→ Information given
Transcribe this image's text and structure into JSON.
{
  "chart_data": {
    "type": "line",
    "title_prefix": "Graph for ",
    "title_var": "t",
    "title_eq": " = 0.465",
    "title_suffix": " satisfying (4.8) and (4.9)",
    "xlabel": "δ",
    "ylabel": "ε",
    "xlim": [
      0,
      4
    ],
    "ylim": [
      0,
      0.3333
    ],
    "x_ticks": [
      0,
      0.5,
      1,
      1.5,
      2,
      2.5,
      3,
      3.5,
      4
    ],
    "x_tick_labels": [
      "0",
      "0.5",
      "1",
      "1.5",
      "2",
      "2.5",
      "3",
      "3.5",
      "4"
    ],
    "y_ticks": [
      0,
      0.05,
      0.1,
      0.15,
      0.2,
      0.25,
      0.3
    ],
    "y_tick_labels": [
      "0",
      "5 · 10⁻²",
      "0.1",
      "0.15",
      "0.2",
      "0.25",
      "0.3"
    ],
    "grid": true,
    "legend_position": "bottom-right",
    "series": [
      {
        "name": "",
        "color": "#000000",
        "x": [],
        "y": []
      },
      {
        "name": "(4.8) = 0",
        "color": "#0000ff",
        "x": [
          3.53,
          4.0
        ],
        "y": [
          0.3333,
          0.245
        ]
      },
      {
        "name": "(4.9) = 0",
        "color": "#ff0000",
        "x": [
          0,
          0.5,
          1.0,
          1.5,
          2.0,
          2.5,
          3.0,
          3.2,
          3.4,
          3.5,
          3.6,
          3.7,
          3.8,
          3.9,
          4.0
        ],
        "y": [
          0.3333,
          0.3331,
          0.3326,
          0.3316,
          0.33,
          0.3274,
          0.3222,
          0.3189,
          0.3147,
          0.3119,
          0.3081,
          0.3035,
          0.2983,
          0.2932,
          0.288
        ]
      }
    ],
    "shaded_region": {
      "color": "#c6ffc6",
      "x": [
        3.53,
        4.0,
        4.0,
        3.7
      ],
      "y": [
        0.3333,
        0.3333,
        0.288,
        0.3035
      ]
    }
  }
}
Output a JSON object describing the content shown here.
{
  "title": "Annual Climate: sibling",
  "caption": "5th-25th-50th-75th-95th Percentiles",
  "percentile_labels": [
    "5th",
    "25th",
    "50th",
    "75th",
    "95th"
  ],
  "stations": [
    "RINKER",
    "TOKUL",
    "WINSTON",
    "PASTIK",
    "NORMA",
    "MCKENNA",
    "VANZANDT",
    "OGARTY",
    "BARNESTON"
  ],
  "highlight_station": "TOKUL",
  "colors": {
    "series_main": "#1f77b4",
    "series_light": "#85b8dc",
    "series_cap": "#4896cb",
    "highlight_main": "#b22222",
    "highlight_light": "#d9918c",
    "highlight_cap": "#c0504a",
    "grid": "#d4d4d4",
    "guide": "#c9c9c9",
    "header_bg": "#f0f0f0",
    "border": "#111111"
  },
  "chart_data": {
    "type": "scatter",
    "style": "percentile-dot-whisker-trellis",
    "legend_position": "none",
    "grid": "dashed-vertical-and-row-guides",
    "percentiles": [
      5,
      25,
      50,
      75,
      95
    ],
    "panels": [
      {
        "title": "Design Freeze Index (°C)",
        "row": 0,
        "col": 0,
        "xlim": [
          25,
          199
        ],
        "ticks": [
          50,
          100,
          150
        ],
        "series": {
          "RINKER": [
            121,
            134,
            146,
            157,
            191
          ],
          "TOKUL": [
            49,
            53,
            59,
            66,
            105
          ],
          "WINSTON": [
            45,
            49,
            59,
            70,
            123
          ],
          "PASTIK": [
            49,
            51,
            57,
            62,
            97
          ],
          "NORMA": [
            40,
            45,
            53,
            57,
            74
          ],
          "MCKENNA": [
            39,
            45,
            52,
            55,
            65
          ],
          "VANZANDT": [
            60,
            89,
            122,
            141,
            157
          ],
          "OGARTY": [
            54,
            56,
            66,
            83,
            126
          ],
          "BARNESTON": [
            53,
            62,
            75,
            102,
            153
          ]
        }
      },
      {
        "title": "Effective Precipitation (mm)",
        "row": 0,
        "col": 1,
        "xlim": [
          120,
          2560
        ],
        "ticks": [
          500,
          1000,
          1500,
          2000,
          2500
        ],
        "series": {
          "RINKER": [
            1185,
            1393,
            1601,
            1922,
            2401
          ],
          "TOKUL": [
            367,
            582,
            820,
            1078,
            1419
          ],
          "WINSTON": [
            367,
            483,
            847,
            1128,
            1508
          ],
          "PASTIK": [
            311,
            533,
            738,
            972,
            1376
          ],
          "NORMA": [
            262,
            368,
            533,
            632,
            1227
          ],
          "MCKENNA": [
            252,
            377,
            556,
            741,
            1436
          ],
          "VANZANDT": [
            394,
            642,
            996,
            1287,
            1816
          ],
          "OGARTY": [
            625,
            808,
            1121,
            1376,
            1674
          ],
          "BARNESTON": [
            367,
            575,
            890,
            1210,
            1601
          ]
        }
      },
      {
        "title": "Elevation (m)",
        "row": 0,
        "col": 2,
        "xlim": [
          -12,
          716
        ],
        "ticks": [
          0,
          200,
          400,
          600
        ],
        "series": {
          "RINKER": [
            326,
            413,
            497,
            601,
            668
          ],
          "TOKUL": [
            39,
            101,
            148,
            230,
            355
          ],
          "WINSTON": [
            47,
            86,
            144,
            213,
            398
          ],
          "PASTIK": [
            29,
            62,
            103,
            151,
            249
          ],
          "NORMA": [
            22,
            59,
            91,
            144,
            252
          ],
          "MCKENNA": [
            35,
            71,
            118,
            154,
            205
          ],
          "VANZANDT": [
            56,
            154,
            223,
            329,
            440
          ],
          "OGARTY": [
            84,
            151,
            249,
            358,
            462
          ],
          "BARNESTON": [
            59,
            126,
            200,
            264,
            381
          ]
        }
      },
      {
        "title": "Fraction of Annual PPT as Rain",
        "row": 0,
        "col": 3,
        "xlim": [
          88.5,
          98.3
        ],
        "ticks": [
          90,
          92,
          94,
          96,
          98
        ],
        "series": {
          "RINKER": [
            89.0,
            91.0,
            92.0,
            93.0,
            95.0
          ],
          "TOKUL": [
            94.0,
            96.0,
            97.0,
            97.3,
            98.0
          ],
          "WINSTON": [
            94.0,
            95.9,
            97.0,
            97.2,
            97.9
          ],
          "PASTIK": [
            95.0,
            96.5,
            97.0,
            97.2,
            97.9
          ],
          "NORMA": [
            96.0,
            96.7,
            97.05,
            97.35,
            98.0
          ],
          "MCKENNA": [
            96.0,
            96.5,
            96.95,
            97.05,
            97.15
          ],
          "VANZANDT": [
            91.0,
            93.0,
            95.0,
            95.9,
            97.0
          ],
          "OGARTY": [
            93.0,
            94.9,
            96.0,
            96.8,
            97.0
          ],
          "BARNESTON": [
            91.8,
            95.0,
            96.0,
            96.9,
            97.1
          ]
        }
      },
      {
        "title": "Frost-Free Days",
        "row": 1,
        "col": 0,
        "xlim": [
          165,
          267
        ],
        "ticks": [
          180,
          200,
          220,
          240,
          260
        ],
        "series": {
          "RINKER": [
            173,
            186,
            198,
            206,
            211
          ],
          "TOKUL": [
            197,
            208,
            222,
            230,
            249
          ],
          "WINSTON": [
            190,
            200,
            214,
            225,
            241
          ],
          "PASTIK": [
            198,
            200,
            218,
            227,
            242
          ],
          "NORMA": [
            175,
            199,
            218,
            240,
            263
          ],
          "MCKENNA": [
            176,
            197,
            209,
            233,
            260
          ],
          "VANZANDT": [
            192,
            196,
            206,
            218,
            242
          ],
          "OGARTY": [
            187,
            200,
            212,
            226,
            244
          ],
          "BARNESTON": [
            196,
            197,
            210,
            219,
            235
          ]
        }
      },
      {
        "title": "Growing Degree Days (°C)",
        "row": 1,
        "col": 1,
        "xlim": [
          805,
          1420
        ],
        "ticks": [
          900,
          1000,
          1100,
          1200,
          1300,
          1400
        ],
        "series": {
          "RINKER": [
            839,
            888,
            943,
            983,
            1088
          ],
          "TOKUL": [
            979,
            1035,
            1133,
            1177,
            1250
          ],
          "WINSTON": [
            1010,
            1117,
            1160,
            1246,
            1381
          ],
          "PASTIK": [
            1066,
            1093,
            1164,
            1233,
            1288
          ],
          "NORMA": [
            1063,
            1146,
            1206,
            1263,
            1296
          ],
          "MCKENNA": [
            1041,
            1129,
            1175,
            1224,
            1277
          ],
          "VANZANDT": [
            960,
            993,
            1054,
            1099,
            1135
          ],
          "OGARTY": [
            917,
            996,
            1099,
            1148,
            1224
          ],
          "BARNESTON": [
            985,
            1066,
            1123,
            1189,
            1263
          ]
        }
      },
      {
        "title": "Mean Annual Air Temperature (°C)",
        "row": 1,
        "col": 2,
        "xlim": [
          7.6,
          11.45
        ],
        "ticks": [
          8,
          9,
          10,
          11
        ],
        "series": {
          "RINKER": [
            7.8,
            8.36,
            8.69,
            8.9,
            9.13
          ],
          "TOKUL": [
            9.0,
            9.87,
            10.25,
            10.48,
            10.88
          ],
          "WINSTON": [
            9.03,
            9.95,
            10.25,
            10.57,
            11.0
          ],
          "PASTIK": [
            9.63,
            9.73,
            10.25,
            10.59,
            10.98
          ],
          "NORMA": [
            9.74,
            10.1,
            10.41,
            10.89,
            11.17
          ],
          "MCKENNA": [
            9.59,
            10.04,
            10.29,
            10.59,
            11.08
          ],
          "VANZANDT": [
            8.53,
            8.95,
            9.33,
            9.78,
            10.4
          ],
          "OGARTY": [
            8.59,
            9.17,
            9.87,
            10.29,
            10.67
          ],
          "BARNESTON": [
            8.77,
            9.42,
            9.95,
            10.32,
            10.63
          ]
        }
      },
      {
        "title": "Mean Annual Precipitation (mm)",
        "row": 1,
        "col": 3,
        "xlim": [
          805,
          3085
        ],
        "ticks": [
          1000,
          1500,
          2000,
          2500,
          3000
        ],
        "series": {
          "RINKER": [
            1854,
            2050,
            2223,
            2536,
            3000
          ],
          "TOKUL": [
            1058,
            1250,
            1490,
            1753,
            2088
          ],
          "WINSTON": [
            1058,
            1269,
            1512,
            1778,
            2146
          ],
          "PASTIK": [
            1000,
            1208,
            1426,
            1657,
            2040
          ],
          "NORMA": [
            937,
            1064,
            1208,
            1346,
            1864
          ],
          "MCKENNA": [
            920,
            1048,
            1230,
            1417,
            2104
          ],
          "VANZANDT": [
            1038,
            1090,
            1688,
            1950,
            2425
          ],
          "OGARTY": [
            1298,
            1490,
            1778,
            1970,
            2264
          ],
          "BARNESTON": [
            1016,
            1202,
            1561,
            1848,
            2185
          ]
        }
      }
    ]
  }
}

→ Exercise goal
State only the number of lines in these entries that contain "Mean".

→ Correct result
2